__Aim__:
Where the data below has the string "text", return the whole line.

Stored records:
● ● ● ● ● ● ●
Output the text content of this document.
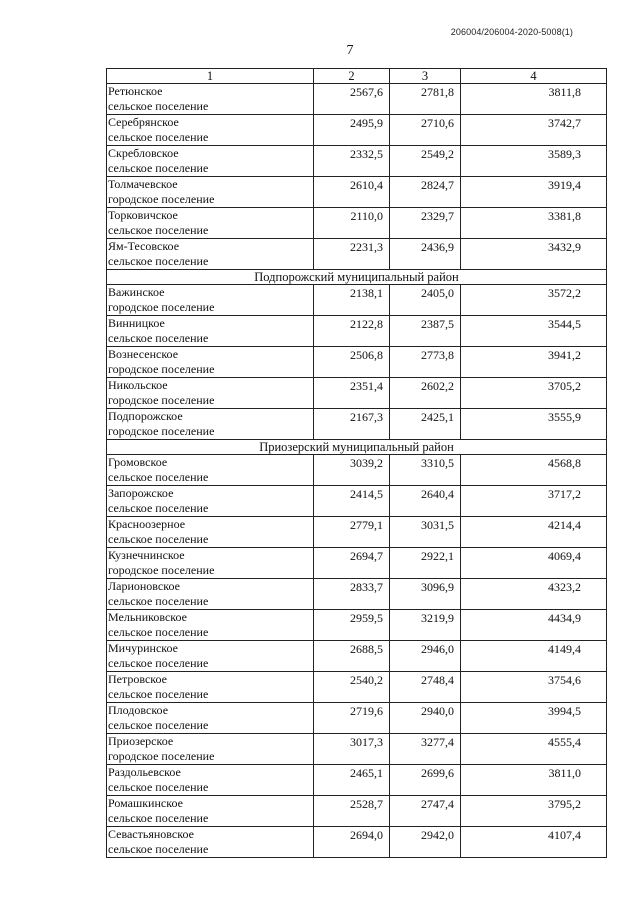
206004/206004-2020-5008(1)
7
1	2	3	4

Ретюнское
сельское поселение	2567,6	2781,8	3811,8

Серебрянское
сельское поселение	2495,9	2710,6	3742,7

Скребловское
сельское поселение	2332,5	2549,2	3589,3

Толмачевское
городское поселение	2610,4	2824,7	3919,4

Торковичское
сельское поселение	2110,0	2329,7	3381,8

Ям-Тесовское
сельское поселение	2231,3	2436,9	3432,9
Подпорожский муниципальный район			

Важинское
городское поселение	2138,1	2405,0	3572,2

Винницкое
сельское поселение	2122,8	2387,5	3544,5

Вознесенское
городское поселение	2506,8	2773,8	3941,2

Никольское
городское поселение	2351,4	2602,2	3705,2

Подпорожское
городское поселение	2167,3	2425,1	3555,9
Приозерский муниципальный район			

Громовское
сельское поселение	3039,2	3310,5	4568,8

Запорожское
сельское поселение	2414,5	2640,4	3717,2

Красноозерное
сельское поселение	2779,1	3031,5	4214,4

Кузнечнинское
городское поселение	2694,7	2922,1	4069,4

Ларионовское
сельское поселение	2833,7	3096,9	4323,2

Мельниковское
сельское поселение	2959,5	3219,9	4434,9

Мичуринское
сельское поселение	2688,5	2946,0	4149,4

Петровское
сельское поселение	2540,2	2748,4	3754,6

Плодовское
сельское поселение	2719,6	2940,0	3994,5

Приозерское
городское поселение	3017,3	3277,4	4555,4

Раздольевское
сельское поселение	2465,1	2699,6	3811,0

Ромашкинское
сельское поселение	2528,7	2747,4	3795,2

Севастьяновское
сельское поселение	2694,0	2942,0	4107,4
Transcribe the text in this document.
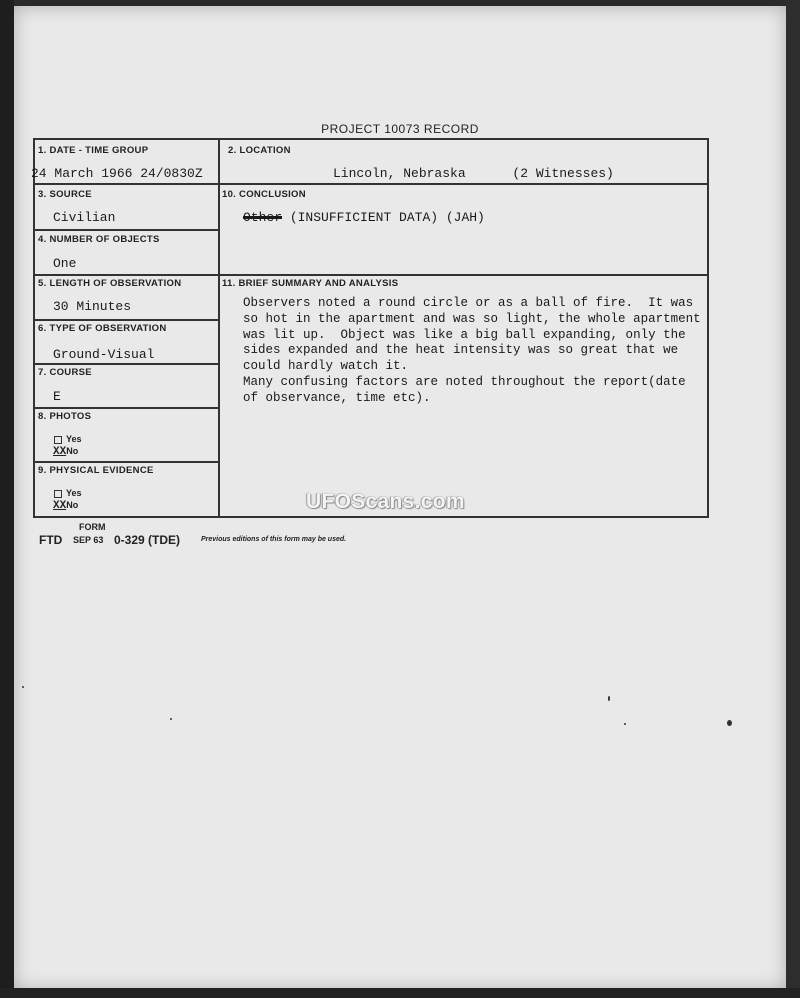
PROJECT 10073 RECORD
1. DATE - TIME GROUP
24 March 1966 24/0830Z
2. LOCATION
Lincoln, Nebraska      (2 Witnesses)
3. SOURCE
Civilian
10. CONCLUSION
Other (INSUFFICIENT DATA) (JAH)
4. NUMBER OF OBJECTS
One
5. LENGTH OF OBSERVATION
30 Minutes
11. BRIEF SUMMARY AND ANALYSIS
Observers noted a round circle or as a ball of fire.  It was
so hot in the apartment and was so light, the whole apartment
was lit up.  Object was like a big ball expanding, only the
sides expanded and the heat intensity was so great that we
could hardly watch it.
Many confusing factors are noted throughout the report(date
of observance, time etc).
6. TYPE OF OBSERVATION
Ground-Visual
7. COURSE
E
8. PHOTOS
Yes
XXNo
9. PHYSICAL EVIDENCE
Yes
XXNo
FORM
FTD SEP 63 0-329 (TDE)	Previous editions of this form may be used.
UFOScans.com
● ● ● ● ● ● ●
__Result of the exercise__:
Output the text content of this document.
Transcribe the text in this document.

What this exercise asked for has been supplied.